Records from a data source
____________________

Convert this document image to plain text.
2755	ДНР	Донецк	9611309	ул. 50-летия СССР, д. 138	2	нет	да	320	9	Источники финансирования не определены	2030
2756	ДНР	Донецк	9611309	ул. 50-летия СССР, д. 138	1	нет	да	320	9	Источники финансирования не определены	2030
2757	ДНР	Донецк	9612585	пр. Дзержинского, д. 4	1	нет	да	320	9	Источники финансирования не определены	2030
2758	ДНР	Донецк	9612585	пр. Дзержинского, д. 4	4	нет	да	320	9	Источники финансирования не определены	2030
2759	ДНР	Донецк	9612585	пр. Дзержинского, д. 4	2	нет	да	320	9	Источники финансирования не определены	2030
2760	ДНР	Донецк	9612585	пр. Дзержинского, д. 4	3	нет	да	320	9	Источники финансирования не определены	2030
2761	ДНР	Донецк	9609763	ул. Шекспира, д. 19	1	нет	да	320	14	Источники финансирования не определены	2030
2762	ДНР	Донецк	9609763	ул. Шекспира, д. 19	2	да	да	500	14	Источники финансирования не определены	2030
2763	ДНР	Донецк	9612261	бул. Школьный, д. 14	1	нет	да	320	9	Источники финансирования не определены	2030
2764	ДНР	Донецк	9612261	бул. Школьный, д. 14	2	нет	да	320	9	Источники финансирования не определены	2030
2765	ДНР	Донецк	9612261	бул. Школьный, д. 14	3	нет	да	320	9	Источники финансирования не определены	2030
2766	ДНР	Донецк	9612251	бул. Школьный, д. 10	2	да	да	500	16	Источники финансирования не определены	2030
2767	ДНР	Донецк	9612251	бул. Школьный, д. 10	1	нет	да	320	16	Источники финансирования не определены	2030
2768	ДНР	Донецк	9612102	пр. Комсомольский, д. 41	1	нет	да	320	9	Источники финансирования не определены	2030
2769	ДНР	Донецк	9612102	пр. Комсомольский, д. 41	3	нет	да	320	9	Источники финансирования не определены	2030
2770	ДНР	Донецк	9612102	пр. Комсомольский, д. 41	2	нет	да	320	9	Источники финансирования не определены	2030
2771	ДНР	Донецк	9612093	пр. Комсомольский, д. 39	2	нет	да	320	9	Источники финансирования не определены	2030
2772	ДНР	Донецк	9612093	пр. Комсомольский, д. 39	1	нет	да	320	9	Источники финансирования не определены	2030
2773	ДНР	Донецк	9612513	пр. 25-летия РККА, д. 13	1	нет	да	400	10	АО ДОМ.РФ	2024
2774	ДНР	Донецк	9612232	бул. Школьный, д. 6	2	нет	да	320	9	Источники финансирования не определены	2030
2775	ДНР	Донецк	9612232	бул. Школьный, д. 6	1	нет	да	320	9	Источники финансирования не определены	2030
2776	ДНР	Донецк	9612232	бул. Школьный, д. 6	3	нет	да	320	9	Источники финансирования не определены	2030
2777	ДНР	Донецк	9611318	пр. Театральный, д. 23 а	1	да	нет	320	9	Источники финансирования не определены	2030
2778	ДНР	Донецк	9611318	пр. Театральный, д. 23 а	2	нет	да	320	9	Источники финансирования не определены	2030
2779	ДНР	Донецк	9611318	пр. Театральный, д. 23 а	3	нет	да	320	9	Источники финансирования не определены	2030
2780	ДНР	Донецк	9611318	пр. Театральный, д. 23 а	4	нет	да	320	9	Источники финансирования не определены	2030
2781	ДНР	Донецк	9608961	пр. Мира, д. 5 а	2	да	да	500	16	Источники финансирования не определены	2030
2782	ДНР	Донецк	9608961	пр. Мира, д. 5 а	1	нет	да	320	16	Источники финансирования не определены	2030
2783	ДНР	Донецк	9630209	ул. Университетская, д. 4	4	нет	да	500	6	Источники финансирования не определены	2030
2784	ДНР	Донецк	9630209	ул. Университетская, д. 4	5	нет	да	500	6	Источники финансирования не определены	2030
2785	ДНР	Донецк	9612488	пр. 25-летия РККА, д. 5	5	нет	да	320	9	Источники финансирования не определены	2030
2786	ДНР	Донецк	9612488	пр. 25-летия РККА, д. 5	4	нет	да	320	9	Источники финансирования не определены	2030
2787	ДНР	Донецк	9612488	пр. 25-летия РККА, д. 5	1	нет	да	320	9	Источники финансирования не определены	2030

____________________

PROBLEM TO WORK ON
Emit the full listing verbatim.

EXERCISE OUTPUT
Convert this document image to plain text.
2755	ДНР	Донецк	9611309	ул. 50-летия СССР, д. 138	2	нет	да	320	9	Источники финансирования не определены	2030
2756	ДНР	Донецк	9611309	ул. 50-летия СССР, д. 138	1	нет	да	320	9	Источники финансирования не определены	2030
2757	ДНР	Донецк	9612585	пр. Дзержинского, д. 4	1	нет	да	320	9	Источники финансирования не определены	2030
2758	ДНР	Донецк	9612585	пр. Дзержинского, д. 4	4	нет	да	320	9	Источники финансирования не определены	2030
2759	ДНР	Донецк	9612585	пр. Дзержинского, д. 4	2	нет	да	320	9	Источники финансирования не определены	2030
2760	ДНР	Донецк	9612585	пр. Дзержинского, д. 4	3	нет	да	320	9	Источники финансирования не определены	2030
2761	ДНР	Донецк	9609763	ул. Шекспира, д. 19	1	нет	да	320	14	Источники финансирования не определены	2030
2762	ДНР	Донецк	9609763	ул. Шекспира, д. 19	2	да	да	500	14	Источники финансирования не определены	2030
2763	ДНР	Донецк	9612261	бул. Школьный, д. 14	1	нет	да	320	9	Источники финансирования не определены	2030
2764	ДНР	Донецк	9612261	бул. Школьный, д. 14	2	нет	да	320	9	Источники финансирования не определены	2030
2765	ДНР	Донецк	9612261	бул. Школьный, д. 14	3	нет	да	320	9	Источники финансирования не определены	2030
2766	ДНР	Донецк	9612251	бул. Школьный, д. 10	2	да	да	500	16	Источники финансирования не определены	2030
2767	ДНР	Донецк	9612251	бул. Школьный, д. 10	1	нет	да	320	16	Источники финансирования не определены	2030
2768	ДНР	Донецк	9612102	пр. Комсомольский, д. 41	1	нет	да	320	9	Источники финансирования не определены	2030
2769	ДНР	Донецк	9612102	пр. Комсомольский, д. 41	3	нет	да	320	9	Источники финансирования не определены	2030
2770	ДНР	Донецк	9612102	пр. Комсомольский, д. 41	2	нет	да	320	9	Источники финансирования не определены	2030
2771	ДНР	Донецк	9612093	пр. Комсомольский, д. 39	2	нет	да	320	9	Источники финансирования не определены	2030
2772	ДНР	Донецк	9612093	пр. Комсомольский, д. 39	1	нет	да	320	9	Источники финансирования не определены	2030
2773	ДНР	Донецк	9612513	пр. 25-летия РККА, д. 13	1	нет	да	400	10	АО ДОМ.РФ	2024
2774	ДНР	Донецк	9612232	бул. Школьный, д. 6	2	нет	да	320	9	Источники финансирования не определены	2030
2775	ДНР	Донецк	9612232	бул. Школьный, д. 6	1	нет	да	320	9	Источники финансирования не определены	2030
2776	ДНР	Донецк	9612232	бул. Школьный, д. 6	3	нет	да	320	9	Источники финансирования не определены	2030
2777	ДНР	Донецк	9611318	пр. Театральный, д. 23 а	1	да	нет	320	9	Источники финансирования не определены	2030
2778	ДНР	Донецк	9611318	пр. Театральный, д. 23 а	2	нет	да	320	9	Источники финансирования не определены	2030
2779	ДНР	Донецк	9611318	пр. Театральный, д. 23 а	3	нет	да	320	9	Источники финансирования не определены	2030
2780	ДНР	Донецк	9611318	пр. Театральный, д. 23 а	4	нет	да	320	9	Источники финансирования не определены	2030
2781	ДНР	Донецк	9608961	пр. Мира, д. 5 а	2	да	да	500	16	Источники финансирования не определены	2030
2782	ДНР	Донецк	9608961	пр. Мира, д. 5 а	1	нет	да	320	16	Источники финансирования не определены	2030
2783	ДНР	Донецк	9630209	ул. Университетская, д. 4	4	нет	да	500	6	Источники финансирования не определены	2030
2784	ДНР	Донецк	9630209	ул. Университетская, д. 4	5	нет	да	500	6	Источники финансирования не определены	2030
2785	ДНР	Донецк	9612488	пр. 25-летия РККА, д. 5	5	нет	да	320	9	Источники финансирования не определены	2030
2786	ДНР	Донецк	9612488	пр. 25-летия РККА, д. 5	4	нет	да	320	9	Источники финансирования не определены	2030
2787	ДНР	Донецк	9612488	пр. 25-летия РККА, д. 5	1	нет	да	320	9	Источники финансирования не определены	2030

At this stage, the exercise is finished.